* [WHAT IS BEING ASKED]:
Only lines that contain the word "TCGA" are to be returned from the data below.
┌──
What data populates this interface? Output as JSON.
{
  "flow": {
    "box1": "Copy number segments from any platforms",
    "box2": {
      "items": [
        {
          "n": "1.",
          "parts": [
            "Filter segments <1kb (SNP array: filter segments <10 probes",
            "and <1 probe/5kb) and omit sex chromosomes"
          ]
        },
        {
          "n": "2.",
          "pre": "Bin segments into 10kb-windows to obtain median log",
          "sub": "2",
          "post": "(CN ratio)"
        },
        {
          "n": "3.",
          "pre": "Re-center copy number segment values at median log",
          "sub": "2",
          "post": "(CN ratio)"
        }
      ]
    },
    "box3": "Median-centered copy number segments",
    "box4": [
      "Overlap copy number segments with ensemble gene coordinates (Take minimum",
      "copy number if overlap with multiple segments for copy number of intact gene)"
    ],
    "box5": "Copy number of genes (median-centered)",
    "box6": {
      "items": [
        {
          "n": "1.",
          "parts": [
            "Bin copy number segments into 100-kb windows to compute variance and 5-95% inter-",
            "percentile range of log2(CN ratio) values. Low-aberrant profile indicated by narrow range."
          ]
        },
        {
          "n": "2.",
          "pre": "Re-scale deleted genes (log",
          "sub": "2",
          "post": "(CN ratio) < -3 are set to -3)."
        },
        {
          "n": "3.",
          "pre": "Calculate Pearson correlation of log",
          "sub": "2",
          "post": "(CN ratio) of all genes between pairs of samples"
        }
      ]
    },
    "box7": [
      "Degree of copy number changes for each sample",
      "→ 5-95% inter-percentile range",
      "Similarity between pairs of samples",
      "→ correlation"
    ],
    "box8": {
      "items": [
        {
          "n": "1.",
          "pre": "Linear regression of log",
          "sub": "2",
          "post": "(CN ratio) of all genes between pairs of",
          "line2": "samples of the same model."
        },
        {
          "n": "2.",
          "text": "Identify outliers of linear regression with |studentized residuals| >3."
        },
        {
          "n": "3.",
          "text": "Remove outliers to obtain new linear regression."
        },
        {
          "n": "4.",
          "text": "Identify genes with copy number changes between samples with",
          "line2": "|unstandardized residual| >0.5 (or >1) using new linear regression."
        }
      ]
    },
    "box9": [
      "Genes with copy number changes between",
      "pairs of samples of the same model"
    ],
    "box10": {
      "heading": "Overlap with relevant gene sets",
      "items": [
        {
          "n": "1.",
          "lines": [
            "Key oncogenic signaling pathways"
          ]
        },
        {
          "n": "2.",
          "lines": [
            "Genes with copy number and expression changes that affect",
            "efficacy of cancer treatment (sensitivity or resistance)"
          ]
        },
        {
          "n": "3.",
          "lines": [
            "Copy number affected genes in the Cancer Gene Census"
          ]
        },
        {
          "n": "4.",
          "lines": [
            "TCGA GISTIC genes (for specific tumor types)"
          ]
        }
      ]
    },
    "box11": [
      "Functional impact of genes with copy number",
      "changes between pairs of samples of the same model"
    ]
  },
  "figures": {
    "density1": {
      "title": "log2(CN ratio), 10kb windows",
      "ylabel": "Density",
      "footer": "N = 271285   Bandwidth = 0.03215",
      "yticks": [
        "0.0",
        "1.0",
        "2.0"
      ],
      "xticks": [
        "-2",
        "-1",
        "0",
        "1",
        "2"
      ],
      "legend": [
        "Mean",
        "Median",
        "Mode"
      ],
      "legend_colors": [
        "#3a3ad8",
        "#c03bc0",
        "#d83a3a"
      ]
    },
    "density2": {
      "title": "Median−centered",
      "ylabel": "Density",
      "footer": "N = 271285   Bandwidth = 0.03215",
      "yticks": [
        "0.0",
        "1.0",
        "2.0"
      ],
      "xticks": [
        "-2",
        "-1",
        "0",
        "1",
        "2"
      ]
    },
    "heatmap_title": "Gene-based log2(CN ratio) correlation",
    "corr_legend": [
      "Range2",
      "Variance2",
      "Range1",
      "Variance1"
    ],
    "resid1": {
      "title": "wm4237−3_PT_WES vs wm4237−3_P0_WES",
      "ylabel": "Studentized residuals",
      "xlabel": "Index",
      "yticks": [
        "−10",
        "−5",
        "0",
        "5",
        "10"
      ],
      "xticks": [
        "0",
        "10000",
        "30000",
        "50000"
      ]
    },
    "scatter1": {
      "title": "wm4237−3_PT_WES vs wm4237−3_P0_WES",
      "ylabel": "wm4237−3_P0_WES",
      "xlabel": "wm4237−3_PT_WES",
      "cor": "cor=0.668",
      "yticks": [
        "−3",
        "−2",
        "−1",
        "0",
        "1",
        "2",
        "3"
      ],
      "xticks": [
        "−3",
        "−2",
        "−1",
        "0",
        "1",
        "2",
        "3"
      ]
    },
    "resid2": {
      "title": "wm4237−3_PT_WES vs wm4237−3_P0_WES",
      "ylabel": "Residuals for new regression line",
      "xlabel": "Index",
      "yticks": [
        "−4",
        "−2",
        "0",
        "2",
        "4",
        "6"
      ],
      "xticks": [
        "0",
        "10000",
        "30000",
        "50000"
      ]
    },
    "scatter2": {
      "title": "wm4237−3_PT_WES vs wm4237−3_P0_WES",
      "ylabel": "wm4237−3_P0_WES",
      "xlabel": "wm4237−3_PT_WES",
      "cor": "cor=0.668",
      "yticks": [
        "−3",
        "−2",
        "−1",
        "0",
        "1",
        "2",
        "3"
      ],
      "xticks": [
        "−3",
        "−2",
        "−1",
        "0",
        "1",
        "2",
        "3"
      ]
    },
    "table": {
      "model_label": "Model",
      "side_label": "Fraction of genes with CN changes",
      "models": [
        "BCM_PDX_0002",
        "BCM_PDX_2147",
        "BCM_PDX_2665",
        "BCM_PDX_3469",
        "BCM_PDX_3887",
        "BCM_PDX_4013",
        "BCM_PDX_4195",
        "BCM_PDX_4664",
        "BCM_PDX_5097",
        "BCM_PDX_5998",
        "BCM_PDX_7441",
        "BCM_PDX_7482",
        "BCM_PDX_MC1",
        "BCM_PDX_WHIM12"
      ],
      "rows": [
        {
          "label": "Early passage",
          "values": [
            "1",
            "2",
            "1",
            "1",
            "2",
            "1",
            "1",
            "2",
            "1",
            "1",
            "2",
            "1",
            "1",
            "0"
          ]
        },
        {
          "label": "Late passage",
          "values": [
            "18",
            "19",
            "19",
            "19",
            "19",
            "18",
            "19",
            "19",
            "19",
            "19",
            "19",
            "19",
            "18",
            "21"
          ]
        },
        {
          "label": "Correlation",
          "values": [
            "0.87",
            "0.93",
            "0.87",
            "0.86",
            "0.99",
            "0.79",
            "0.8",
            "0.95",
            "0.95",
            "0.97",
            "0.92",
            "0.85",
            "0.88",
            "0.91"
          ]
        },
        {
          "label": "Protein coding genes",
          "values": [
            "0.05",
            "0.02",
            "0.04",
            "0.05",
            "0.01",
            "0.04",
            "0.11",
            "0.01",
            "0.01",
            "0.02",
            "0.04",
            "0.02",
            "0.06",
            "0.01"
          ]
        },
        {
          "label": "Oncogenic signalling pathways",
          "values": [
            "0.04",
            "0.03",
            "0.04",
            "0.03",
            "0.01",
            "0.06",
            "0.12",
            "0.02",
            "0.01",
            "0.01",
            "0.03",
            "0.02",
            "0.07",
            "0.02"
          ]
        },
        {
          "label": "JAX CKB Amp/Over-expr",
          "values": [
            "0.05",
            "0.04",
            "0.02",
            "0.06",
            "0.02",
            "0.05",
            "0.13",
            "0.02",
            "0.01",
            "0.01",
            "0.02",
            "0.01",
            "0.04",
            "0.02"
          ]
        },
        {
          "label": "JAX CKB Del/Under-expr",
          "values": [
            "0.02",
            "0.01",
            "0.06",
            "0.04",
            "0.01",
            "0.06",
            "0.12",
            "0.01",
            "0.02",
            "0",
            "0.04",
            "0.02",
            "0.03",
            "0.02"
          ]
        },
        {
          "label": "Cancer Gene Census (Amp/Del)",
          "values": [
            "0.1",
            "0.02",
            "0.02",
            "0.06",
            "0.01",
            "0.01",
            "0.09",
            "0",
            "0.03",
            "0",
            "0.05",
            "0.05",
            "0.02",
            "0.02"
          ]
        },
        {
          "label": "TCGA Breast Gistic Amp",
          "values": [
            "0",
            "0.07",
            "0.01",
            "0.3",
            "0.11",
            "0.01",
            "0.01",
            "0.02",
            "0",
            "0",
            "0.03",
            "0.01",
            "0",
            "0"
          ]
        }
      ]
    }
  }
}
└──
* [RESPONSE TO THE EXERCISE]:
            "TCGA GISTIC genes (for specific tumor types)"
          "label": "TCGA Breast Gistic Amp",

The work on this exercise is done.